**Exercise goal:**
Go through the data below and gather each line containing "карантина".

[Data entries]
• • •

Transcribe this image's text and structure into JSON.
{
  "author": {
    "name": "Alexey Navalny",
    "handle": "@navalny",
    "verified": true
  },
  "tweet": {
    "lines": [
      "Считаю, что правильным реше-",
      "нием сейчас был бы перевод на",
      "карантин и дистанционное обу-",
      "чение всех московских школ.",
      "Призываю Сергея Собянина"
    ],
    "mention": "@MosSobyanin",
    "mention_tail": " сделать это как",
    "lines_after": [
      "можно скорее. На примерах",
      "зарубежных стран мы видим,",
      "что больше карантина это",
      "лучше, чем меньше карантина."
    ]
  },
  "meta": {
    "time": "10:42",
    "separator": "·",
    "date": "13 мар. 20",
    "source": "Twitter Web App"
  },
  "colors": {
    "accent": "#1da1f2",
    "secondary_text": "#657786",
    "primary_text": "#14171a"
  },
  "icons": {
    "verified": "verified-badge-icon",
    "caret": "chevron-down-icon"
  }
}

• • •

**Solution to this problem:**
      "что больше карантина это",
      "лучше, чем меньше карантина."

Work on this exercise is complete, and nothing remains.